● Work instructions: Can you print every record below exactly as written?

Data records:
---

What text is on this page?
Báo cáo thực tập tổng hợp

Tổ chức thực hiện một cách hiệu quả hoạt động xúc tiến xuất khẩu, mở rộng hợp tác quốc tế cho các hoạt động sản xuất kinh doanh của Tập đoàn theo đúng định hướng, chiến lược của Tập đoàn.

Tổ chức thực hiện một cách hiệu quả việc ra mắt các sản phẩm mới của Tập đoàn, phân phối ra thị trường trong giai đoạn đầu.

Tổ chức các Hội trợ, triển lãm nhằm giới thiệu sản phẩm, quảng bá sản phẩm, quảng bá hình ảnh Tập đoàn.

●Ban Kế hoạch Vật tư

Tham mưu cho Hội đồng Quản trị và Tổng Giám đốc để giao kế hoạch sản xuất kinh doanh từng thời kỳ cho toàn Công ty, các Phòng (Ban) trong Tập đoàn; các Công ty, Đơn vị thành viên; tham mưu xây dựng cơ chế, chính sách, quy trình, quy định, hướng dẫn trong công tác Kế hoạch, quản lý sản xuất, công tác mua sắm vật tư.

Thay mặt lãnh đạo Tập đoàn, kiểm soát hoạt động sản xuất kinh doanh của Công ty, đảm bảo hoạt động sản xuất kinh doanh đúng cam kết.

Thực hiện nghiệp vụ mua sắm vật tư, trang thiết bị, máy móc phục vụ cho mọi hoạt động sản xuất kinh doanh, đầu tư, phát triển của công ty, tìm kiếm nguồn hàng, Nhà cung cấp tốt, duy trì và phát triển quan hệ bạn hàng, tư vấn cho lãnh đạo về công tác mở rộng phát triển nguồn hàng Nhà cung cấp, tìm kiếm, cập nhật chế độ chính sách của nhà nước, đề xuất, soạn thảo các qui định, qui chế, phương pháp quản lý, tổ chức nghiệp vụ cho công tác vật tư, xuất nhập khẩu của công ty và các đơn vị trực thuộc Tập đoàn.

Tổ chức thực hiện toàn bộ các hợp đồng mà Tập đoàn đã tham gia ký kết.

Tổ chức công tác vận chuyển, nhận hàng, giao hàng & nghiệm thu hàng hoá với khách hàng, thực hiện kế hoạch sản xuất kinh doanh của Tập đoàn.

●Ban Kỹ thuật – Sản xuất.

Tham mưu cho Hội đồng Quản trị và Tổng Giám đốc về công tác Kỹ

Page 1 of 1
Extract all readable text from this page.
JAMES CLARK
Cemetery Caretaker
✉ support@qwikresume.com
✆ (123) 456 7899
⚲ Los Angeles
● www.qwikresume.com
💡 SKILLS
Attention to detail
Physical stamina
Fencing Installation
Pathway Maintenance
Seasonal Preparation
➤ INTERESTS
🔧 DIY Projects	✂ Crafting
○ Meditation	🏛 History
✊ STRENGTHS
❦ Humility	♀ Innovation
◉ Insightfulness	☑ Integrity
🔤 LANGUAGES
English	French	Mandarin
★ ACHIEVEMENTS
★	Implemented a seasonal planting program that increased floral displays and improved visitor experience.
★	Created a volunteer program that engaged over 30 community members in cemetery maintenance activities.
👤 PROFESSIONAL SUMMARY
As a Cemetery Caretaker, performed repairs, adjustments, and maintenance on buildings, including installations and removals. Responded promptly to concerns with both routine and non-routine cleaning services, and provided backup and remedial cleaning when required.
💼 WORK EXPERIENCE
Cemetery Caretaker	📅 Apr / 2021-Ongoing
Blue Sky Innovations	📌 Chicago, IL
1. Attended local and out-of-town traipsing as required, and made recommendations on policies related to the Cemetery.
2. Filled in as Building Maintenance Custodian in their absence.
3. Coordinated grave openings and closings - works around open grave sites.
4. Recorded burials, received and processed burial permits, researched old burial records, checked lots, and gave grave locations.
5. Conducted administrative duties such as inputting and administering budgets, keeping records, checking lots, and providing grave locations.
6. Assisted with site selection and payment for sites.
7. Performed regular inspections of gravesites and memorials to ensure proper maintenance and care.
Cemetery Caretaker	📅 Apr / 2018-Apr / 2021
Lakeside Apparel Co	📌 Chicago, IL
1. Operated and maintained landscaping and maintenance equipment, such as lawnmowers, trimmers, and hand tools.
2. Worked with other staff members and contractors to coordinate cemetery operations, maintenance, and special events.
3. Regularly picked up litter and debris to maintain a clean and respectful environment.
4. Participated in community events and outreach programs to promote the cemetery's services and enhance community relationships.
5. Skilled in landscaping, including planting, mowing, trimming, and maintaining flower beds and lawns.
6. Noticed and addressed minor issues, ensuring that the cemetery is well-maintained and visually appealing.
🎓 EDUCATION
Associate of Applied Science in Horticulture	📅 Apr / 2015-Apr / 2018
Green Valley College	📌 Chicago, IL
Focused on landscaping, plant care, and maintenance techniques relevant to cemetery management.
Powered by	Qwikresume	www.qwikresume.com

---

● Finished task:
What text is on this page?
Báo cáo thực tập tổng hợp

Tổ chức thực hiện một cách hiệu quả hoạt động xúc tiến xuất khẩu, mở rộng hợp tác quốc tế cho các hoạt động sản xuất kinh doanh của Tập đoàn theo đúng định hướng, chiến lược của Tập đoàn.

Tổ chức thực hiện một cách hiệu quả việc ra mắt các sản phẩm mới của Tập đoàn, phân phối ra thị trường trong giai đoạn đầu.

Tổ chức các Hội trợ, triển lãm nhằm giới thiệu sản phẩm, quảng bá sản phẩm, quảng bá hình ảnh Tập đoàn.

●Ban Kế hoạch Vật tư

Tham mưu cho Hội đồng Quản trị và Tổng Giám đốc để giao kế hoạch sản xuất kinh doanh từng thời kỳ cho toàn Công ty, các Phòng (Ban) trong Tập đoàn; các Công ty, Đơn vị thành viên; tham mưu xây dựng cơ chế, chính sách, quy trình, quy định, hướng dẫn trong công tác Kế hoạch, quản lý sản xuất, công tác mua sắm vật tư.

Thay mặt lãnh đạo Tập đoàn, kiểm soát hoạt động sản xuất kinh doanh của Công ty, đảm bảo hoạt động sản xuất kinh doanh đúng cam kết.

Thực hiện nghiệp vụ mua sắm vật tư, trang thiết bị, máy móc phục vụ cho mọi hoạt động sản xuất kinh doanh, đầu tư, phát triển của công ty, tìm kiếm nguồn hàng, Nhà cung cấp tốt, duy trì và phát triển quan hệ bạn hàng, tư vấn cho lãnh đạo về công tác mở rộng phát triển nguồn hàng Nhà cung cấp, tìm kiếm, cập nhật chế độ chính sách của nhà nước, đề xuất, soạn thảo các qui định, qui chế, phương pháp quản lý, tổ chức nghiệp vụ cho công tác vật tư, xuất nhập khẩu của công ty và các đơn vị trực thuộc Tập đoàn.

Tổ chức thực hiện toàn bộ các hợp đồng mà Tập đoàn đã tham gia ký kết.

Tổ chức công tác vận chuyển, nhận hàng, giao hàng & nghiệm thu hàng hoá với khách hàng, thực hiện kế hoạch sản xuất kinh doanh của Tập đoàn.

●Ban Kỹ thuật – Sản xuất.

Tham mưu cho Hội đồng Quản trị và Tổng Giám đốc về công tác Kỹ

Page 1 of 1
Extract all readable text from this page.
JAMES CLARK
Cemetery Caretaker
✉ support@qwikresume.com
✆ (123) 456 7899
⚲ Los Angeles
● www.qwikresume.com
💡 SKILLS
Attention to detail
Physical stamina
Fencing Installation
Pathway Maintenance
Seasonal Preparation
➤ INTERESTS
🔧 DIY Projects	✂ Crafting
○ Meditation	🏛 History
✊ STRENGTHS
❦ Humility	♀ Innovation
◉ Insightfulness	☑ Integrity
🔤 LANGUAGES
English	French	Mandarin
★ ACHIEVEMENTS
★	Implemented a seasonal planting program that increased floral displays and improved visitor experience.
★	Created a volunteer program that engaged over 30 community members in cemetery maintenance activities.
👤 PROFESSIONAL SUMMARY
As a Cemetery Caretaker, performed repairs, adjustments, and maintenance on buildings, including installations and removals. Responded promptly to concerns with both routine and non-routine cleaning services, and provided backup and remedial cleaning when required.
💼 WORK EXPERIENCE
Cemetery Caretaker	📅 Apr / 2021-Ongoing
Blue Sky Innovations	📌 Chicago, IL
1. Attended local and out-of-town traipsing as required, and made recommendations on policies related to the Cemetery.
2. Filled in as Building Maintenance Custodian in their absence.
3. Coordinated grave openings and closings - works around open grave sites.
4. Recorded burials, received and processed burial permits, researched old burial records, checked lots, and gave grave locations.
5. Conducted administrative duties such as inputting and administering budgets, keeping records, checking lots, and providing grave locations.
6. Assisted with site selection and payment for sites.
7. Performed regular inspections of gravesites and memorials to ensure proper maintenance and care.
Cemetery Caretaker	📅 Apr / 2018-Apr / 2021
Lakeside Apparel Co	📌 Chicago, IL
1. Operated and maintained landscaping and maintenance equipment, such as lawnmowers, trimmers, and hand tools.
2. Worked with other staff members and contractors to coordinate cemetery operations, maintenance, and special events.
3. Regularly picked up litter and debris to maintain a clean and respectful environment.
4. Participated in community events and outreach programs to promote the cemetery's services and enhance community relationships.
5. Skilled in landscaping, including planting, mowing, trimming, and maintaining flower beds and lawns.
6. Noticed and addressed minor issues, ensuring that the cemetery is well-maintained and visually appealing.
🎓 EDUCATION
Associate of Applied Science in Horticulture	📅 Apr / 2015-Apr / 2018
Green Valley College	📌 Chicago, IL
Focused on landscaping, plant care, and maintenance techniques relevant to cemetery management.
Powered by	Qwikresume	www.qwikresume.com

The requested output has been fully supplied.